What the task requires:
Extract all lines in the data that contain the word "JSON".

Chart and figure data
== == ==
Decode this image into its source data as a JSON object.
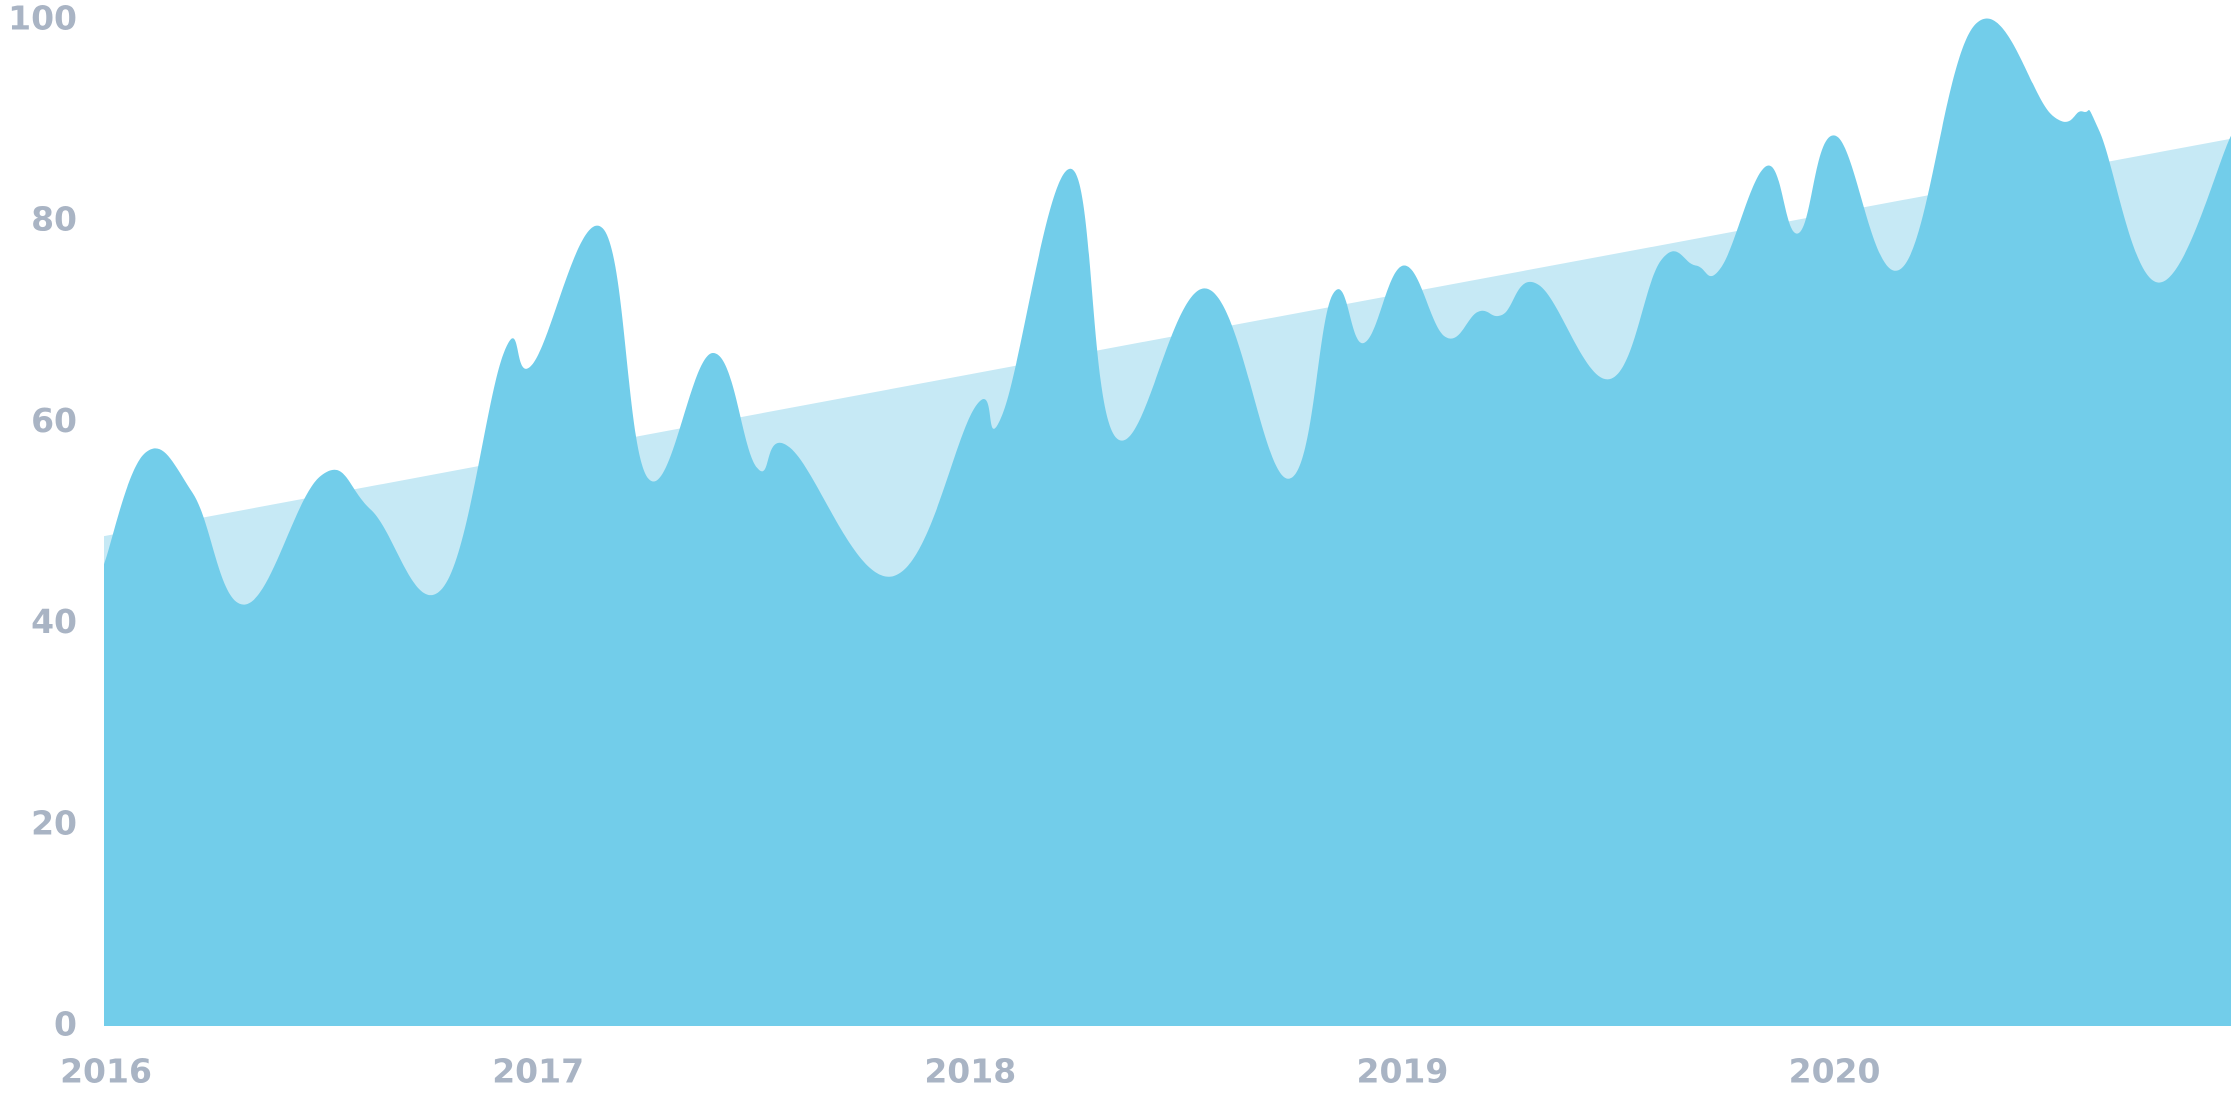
{
  "chart_data": {
    "type": "area",
    "x": [
      2016,
      2016.096,
      2016.205,
      2016.327,
      2016.502,
      2016.618,
      2016.783,
      2016.926,
      2016.992,
      2017.154,
      2017.26,
      2017.408,
      2017.511,
      2017.587,
      2017.825,
      2018.017,
      2018.079,
      2018.238,
      2018.344,
      2018.552,
      2018.74,
      2018.843,
      2018.916,
      2019.008,
      2019.104,
      2019.18,
      2019.236,
      2019.319,
      2019.484,
      2019.603,
      2019.683,
      2019.742,
      2019.848,
      2019.921,
      2020.007,
      2020.159,
      2020.331,
      2020.509,
      2020.579,
      2020.618,
      2020.755,
      2020.922
    ],
    "values": [
      45.9,
      57,
      53,
      41.9,
      54.7,
      51.3,
      43.5,
      67,
      65.8,
      79.3,
      54.4,
      66.9,
      55.5,
      57.5,
      44.7,
      61.6,
      60.8,
      85.2,
      58.4,
      73.3,
      54.4,
      72.7,
      67.9,
      75.6,
      68.5,
      71,
      70.7,
      73.7,
      64.3,
      76.1,
      75.6,
      75.4,
      85.5,
      78.8,
      88.5,
      75.3,
      99.6,
      90.5,
      90.9,
      88.9,
      73.9,
      88.5
    ],
    "color": "#72cdea",
    "trend": {
      "x": [
        2016,
        2020.922
      ],
      "values": [
        48.7,
        88.2
      ],
      "color": "#c6e9f5"
    },
    "xlim": [
      2016,
      2020.922
    ],
    "xticks": [
      2016,
      2017,
      2018,
      2019,
      2020
    ],
    "ylim": [
      0,
      100
    ],
    "yticks": [
      0,
      20,
      40,
      60,
      80,
      100
    ],
    "grid": false
  }
}
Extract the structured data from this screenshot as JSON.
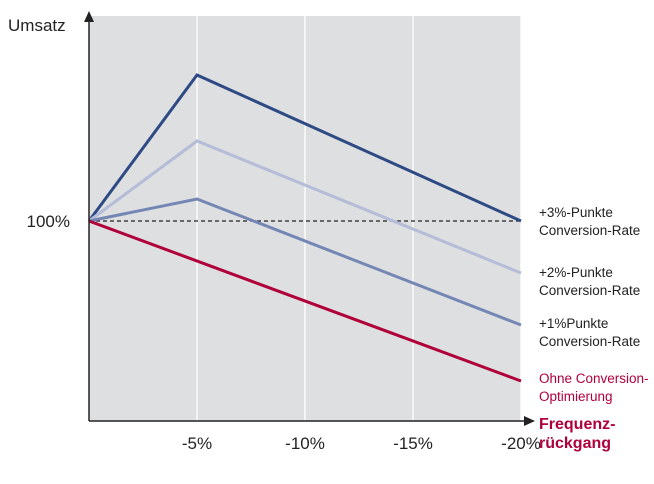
{
  "chart_data": {
    "type": "line",
    "ylabel": "Umsatz",
    "xlabel_lines": [
      "Frequenz-",
      "rückgang"
    ],
    "x": [
      0,
      -5,
      -10,
      -15,
      -20
    ],
    "x_tick_labels": [
      "-5%",
      "-10%",
      "-15%",
      "-20%"
    ],
    "xlim": [
      0,
      -20
    ],
    "y_tick_label": "100%",
    "reference_line": {
      "y": 100,
      "style": "dashed"
    },
    "series": [
      {
        "name_lines": [
          "+3%-Punkte",
          "Conversion-Rate"
        ],
        "x": [
          0,
          -5,
          -20
        ],
        "values": [
          100,
          173,
          100
        ],
        "color": "#2e4a85"
      },
      {
        "name_lines": [
          "+2%-Punkte",
          "Conversion-Rate"
        ],
        "x": [
          0,
          -5,
          -20
        ],
        "values": [
          100,
          140,
          74
        ],
        "color": "#b4bcd8"
      },
      {
        "name_lines": [
          "+1%Punkte",
          "Conversion-Rate"
        ],
        "x": [
          0,
          -5,
          -20
        ],
        "values": [
          100,
          111,
          48
        ],
        "color": "#7486b4"
      },
      {
        "name_lines": [
          "Ohne Conversion-",
          "Optimierung"
        ],
        "x": [
          0,
          -20
        ],
        "values": [
          100,
          20
        ],
        "color": "#b0003a",
        "label_color": "#b0003a"
      }
    ],
    "colors": {
      "plot_bg": "#dedfe1",
      "grid": "#ffffff",
      "axis": "#222222",
      "xlabel": "#b0003a"
    }
  }
}
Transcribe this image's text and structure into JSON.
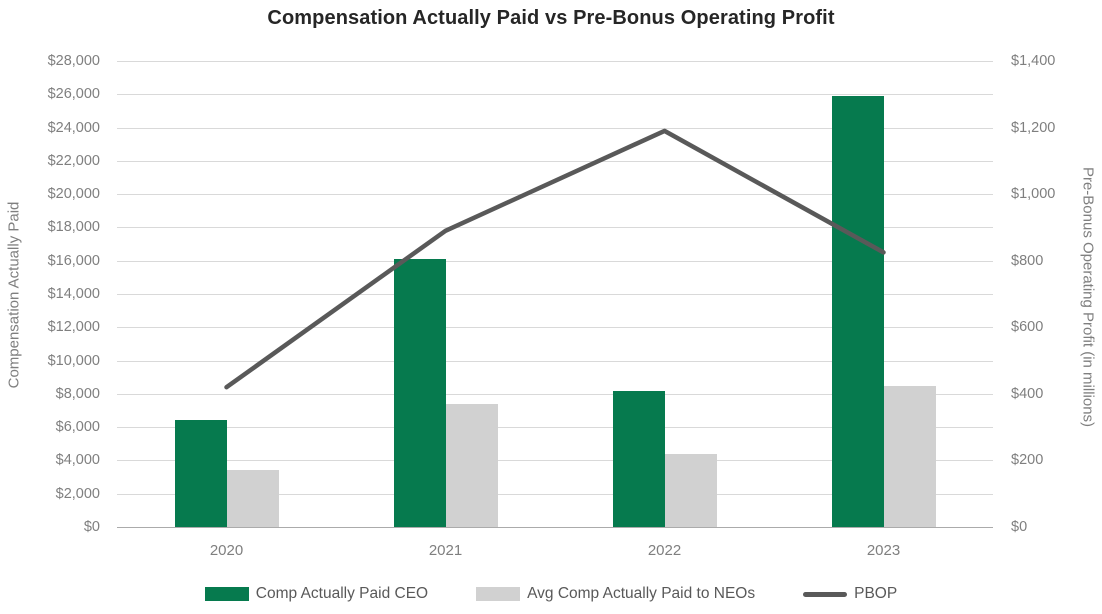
{
  "title": "Compensation Actually Paid vs Pre-Bonus Operating Profit",
  "chart_data": {
    "type": "combo",
    "categories": [
      "2020",
      "2021",
      "2022",
      "2023"
    ],
    "series": [
      {
        "name": "Comp Actually Paid CEO",
        "type": "bar",
        "axis": "left",
        "color": "#067A4E",
        "values": [
          6400,
          16100,
          8200,
          25900
        ]
      },
      {
        "name": "Avg Comp Actually Paid to NEOs",
        "type": "bar",
        "axis": "left",
        "color": "#D1D1D1",
        "values": [
          3400,
          7400,
          4400,
          8500
        ]
      },
      {
        "name": "PBOP",
        "type": "line",
        "axis": "right",
        "color": "#595959",
        "values": [
          420,
          890,
          1190,
          825
        ]
      }
    ],
    "left_axis": {
      "title": "Compensation Actually Paid",
      "min": 0,
      "max": 28000,
      "step": 2000,
      "tick_prefix": "$"
    },
    "right_axis": {
      "title": "Pre-Bonus Operating Profit (in millions)",
      "min": 0,
      "max": 1400,
      "step": 200,
      "tick_prefix": "$"
    },
    "legend_position": "bottom",
    "grid": true
  }
}
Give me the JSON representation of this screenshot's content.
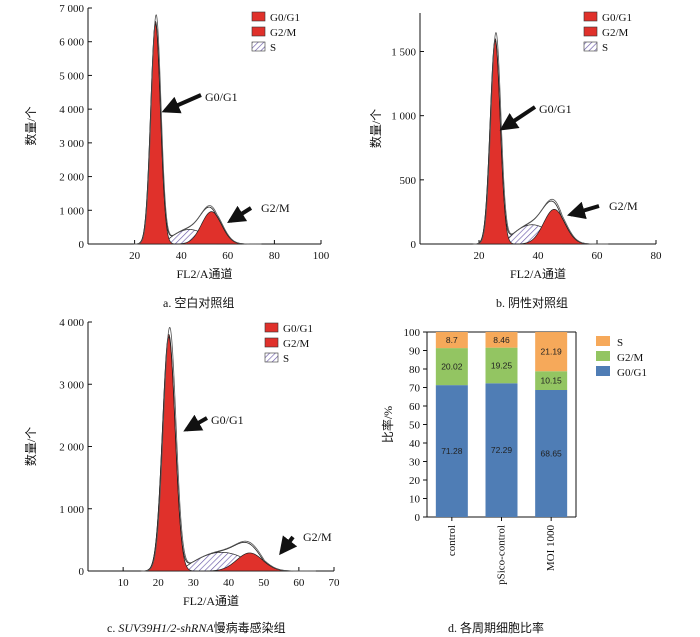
{
  "histogram_legend": [
    "G0/G1",
    "G2/M",
    "S"
  ],
  "panels": [
    {
      "caption": "a.  空白对照组",
      "ylabel": "数量/个",
      "xlabel": "FL2/A通道",
      "xlim": [
        0,
        100
      ],
      "ylim": [
        0,
        7000
      ],
      "xticks": [
        20,
        40,
        60,
        80,
        100
      ],
      "xtick_labels": [
        "20",
        "40",
        "60",
        "80",
        "100"
      ],
      "yticks": [
        0,
        1000,
        2000,
        3000,
        4000,
        5000,
        6000,
        7000
      ],
      "ytick_labels": [
        "0",
        "1 000",
        "2 000",
        "3 000",
        "4 000",
        "5 000",
        "6 000",
        "7 000"
      ],
      "g1_peak": {
        "center": 29,
        "height": 6600,
        "sigma": 2.1
      },
      "g2_peak": {
        "center": 53,
        "height": 960,
        "sigma": 4.3
      },
      "s_phase": {
        "from": 32,
        "to": 55,
        "height": 430
      },
      "g1_annotation": "G0/G1",
      "g2_annotation": "G2/M",
      "g1_arrow_tip": {
        "x": 33,
        "y": 3950
      },
      "g2_arrow_tip": {
        "x": 61,
        "y": 680
      }
    },
    {
      "caption": "b.  阴性对照组",
      "ylabel": "数量/个",
      "xlabel": "FL2/A通道",
      "xlim": [
        0,
        80
      ],
      "ylim": [
        0,
        1800
      ],
      "xticks": [
        20,
        40,
        60,
        80
      ],
      "xtick_labels": [
        "20",
        "40",
        "60",
        "80"
      ],
      "yticks": [
        0,
        500,
        1000,
        1500
      ],
      "ytick_labels": [
        "0",
        "500",
        "1 000",
        "1 500"
      ],
      "g1_peak": {
        "center": 25.5,
        "height": 1600,
        "sigma": 1.7
      },
      "g2_peak": {
        "center": 45.5,
        "height": 270,
        "sigma": 3.6
      },
      "s_phase": {
        "from": 28,
        "to": 48,
        "height": 150
      },
      "g1_annotation": "G0/G1",
      "g2_annotation": "G2/M",
      "g1_arrow_tip": {
        "x": 28,
        "y": 900
      },
      "g2_arrow_tip": {
        "x": 51,
        "y": 230
      }
    },
    {
      "caption_pre": "c.  ",
      "caption_italic": "SUV39H1/2-shRNA",
      "caption_post": "慢病毒感染组",
      "ylabel": "数量/个",
      "xlabel": "FL2/A通道",
      "xlim": [
        0,
        70
      ],
      "ylim": [
        0,
        4000
      ],
      "xticks": [
        10,
        20,
        30,
        40,
        50,
        60,
        70
      ],
      "xtick_labels": [
        "10",
        "20",
        "30",
        "40",
        "50",
        "60",
        "70"
      ],
      "yticks": [
        0,
        1000,
        2000,
        3000,
        4000
      ],
      "ytick_labels": [
        "0",
        "1 000",
        "2 000",
        "3 000",
        "4 000"
      ],
      "g1_peak": {
        "center": 23,
        "height": 3800,
        "sigma": 1.8
      },
      "g2_peak": {
        "center": 46,
        "height": 290,
        "sigma": 3.7
      },
      "s_phase": {
        "from": 26,
        "to": 50,
        "height": 300
      },
      "g1_annotation": "G0/G1",
      "g2_annotation": "G2/M",
      "g1_arrow_tip": {
        "x": 28,
        "y": 2270
      },
      "g2_arrow_tip": {
        "x": 55,
        "y": 300
      }
    }
  ],
  "chart_data": {
    "type": "bar",
    "stacked": true,
    "caption": "d.  各周期细胞比率",
    "ylabel": "比率/%",
    "ylim": [
      0,
      100
    ],
    "yticks": [
      0,
      10,
      20,
      30,
      40,
      50,
      60,
      70,
      80,
      90,
      100
    ],
    "categories": [
      "control",
      "pSico-control",
      "MOI 1000"
    ],
    "series": [
      {
        "name": "G0/G1",
        "color": "#4f7db5",
        "values": [
          71.28,
          72.29,
          68.65
        ],
        "labels": [
          "71.28",
          "72.29",
          "68.65"
        ]
      },
      {
        "name": "G2/M",
        "color": "#93c562",
        "values": [
          20.02,
          19.25,
          10.15
        ],
        "labels": [
          "20.02",
          "19.25",
          "10.15"
        ]
      },
      {
        "name": "S",
        "color": "#f6a95a",
        "values": [
          8.7,
          8.46,
          21.19
        ],
        "labels": [
          "8.7",
          "8.46",
          "21.19"
        ]
      }
    ],
    "legend_order": [
      "S",
      "G2/M",
      "G0/G1"
    ],
    "legend_position": "right"
  }
}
== == ==
Response to the exercise:
Decode this image into its source data as a JSON object.
Extract the structured data from this screenshot as JSON.
Transcribe this image's text and structure into JSON.
Give me the JSON representation of this screenshot's content.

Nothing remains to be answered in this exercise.